■ Arbeitsaufträge:
A) Prüfen Sie, ob die folgenden Aussagen mit dem Text zur Liturgiereform übereinstimmen, und antworten Sie jeweils mit Ja oder Nein samt den entscheidenden Textworten als wörtlichem Zitat: (i) Sacrosanctum Concilium wurde am 22. November 1963 verabschiedet. (ii) Die neue Leseordnung wurde 1970 zusammen mit dem Messbuch vorgeschrieben. (iii) Die Konzilsväter stimmten der Liturgiekonstitution nur mit knapper Mehrheit zu.
B) Schreiben Sie aus dem Text zur Liturgiereform den Abschnitt zwischen „Dies hat Papst“ und „vorgeschrieben.“, beide einschließlich, wortgetreu ab.

■ Vorliegender Text:
---
Die Liturgiereform des Zweiten Vatikanischen Konzils
Bereits zum Ende der zweiten Sitzungsperiode des Zweiten Vatikanischen Konzils wurde
– neben einem Dokument zu den Medien – am 22. November 1963 die Liturgiekonstitution
Sacrosanctum Concilium verabschiedet. Die Mehrheit der Stimmen der Konzilsväter
war mit 99 Prozent überwältigend. Neben den theologischen Gewichtungen, die hier nicht
weiter zur Sprache kommen sollen, ist hier besonders der Auftrag zu einer Überarbeitung
des Missale, also des Messbuches, von Bedeutung. Viele praktische Formulierungen im
Text sind vom Kompromiss geprägt. So soll die lateinische Sprache „erhalten“ bleiben,
zur Muttersprache heißt es: „Der Muttersprache darf (…) in den mit dem Volk gefeierten
Messen ein gebührender Raum zugeteilt werden“, „vor allem“ in den Lesungen (Nr. 36
und 54). Wie weit genau, dass solle die kirchliche Autorität bestimmen: „Die für die
einzelnen (…) zuständige kirchliche Autorität möge sorgfältig und klug erwägen, welche
Elemente aus Überlieferung und geistiger Anlage der einzelnen Völker geeignet sind,
zur Liturgie zugelassen zu werden. Anpassungen, die für nützlich oder notwendig gehalten
werden, sollen dem Apostolischen Stuhl vorgelegt und dann mit dessen Einverständnis
eingeführt werden.“ (Nr. 40)
Dies hat Papst Paul VI. dann auch getan, und zwar
über die Liturgiekonstitution hinausgehend. Die offenen Formulierungen etwa zur Muttersprache
sind weit ausgelegt worden. Aber auch wenn das Messbuch Pauls VI. 1970 zu Beginn der
Adventszeit offiziell promulgiert, also in Kraft gesetzt wurde, so ist die Umsetzung
doch ein Prozess. So wurde die neue Leseordnung zum Beispiel vom Vatikan erst 1976
vorgeschrieben.
1984 erlaubte Papst Johannes Paul mit dem Schreiben Quattuor
abhinc annos sogenannte „Indultmessen“, also Messen nach dem Messbuch von 1962,
für die der Bischof den Priestern und Gläubigen die Erlaubnis (Indult) erteilen konnte.
---
■ Datenübersicht:
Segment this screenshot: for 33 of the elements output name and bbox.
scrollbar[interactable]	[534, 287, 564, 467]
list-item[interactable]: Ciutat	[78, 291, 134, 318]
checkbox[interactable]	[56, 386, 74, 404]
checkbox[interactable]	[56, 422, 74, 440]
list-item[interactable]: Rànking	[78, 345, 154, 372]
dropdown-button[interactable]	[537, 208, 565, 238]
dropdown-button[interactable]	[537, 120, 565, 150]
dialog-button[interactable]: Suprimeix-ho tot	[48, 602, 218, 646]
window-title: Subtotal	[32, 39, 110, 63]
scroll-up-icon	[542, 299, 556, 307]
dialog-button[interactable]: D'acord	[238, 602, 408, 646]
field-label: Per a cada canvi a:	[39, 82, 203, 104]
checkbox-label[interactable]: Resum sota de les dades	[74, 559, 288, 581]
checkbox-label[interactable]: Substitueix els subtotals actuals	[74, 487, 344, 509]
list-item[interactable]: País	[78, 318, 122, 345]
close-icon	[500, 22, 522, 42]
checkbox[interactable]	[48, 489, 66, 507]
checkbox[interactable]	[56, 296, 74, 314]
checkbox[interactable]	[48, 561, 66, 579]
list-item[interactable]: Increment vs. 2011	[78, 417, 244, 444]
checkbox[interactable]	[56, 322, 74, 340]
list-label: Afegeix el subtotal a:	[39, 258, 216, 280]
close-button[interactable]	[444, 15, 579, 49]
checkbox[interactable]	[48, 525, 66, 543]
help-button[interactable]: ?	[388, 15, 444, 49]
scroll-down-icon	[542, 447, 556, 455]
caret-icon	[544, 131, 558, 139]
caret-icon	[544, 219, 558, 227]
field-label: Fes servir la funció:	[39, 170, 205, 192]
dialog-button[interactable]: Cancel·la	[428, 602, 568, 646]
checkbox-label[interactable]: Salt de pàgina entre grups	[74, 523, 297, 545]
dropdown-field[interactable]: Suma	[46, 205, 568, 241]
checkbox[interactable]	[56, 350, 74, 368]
---
■ Lösungen zu Aufgaben:
A)
(i) Ja – „am 22. November 1963 die Liturgiekonstitution Sacrosanctum Concilium verabschiedet“
(ii) Nein – „So wurde die neue Leseordnung zum Beispiel vom Vatikan erst 1976 vorgeschrieben.“
(iii) Nein – „Die Mehrheit der Stimmen der Konzilsväter war mit 99 Prozent überwältigend.“

B)
Dies hat Papst Paul VI. dann auch getan, und zwar
über die Liturgiekonstitution hinausgehend. Die offenen Formulierungen etwa zur Muttersprache
sind weit ausgelegt worden. Aber auch wenn das Messbuch Pauls VI. 1970 zu Beginn der
Adventszeit offiziell promulgiert, also in Kraft gesetzt wurde, so ist die Umsetzung
doch ein Prozess. So wurde die neue Leseordnung zum Beispiel vom Vatikan erst 1976
vorgeschrieben.